From the article on Israel's family law system, print the passage from "The future of" to "own personal agendas." word for word.
== Extracted text ==
Israeli Family Law system needs an overhaul or at least a substantial change

Is the Israeli Family Law system near bankruptcy?

For those of you who have had previously used the Family Law Court or the Rabbinical Court in Israel I pose a simple question: How many of you believe you had a fair trial?

Of course, we cannot ask all of the people who were main victims in all of those cases: Specifically, the children who were involved in a messy divorce.

The future of these children often rest with the decisions of the Family Law Court and Rabbinical Court.  Often these decisions are not only based on facts but also from misleading testimony from parents who have their own personal agendas.

Judges and Lawyers:

Unfortunately, many of our judges are making decisions based only on the input from testimony from “experts”.  There are too many problems with expert testimonies such as: They often cost a small fortune that most people cannot afford, many of these experts are not impartial, and have unrealistic expectations from people thus leading them to making illogical recommendations.

Often, lawyers never rest their cases until both sides are “emotionally exhausted”.  Too many lawyers see a divorce case as a battlefield with the opposing spouse as the enemy. Many lawyers are too emotional and lose sight of what is important with the case.  They often are not concerned with the needs of the children involved when its a custody case. Ultimately, it is the children who end up being the real victims.
===
== Data supplied ==
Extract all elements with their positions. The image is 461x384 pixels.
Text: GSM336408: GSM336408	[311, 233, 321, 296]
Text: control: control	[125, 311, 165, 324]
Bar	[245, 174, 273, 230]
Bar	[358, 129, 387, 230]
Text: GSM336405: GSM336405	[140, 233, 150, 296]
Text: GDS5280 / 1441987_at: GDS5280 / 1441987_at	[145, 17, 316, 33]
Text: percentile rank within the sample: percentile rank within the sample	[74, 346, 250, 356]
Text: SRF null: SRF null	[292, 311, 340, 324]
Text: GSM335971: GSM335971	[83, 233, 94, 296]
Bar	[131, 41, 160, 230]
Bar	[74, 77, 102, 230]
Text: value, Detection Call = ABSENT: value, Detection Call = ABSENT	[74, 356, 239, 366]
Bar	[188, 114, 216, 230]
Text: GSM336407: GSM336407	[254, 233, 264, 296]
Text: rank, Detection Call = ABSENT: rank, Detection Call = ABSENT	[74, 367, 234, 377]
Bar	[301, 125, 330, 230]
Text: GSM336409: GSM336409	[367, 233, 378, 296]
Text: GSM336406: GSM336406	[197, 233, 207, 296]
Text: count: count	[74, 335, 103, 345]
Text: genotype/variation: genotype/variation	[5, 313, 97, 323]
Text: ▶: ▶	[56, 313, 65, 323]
===
## Exercise response
The future of these children often rest with the decisions of the Family Law Court and Rabbinical Court.  Often these decisions are not only based on facts but also from misleading testimony from parents who have their own personal agendas.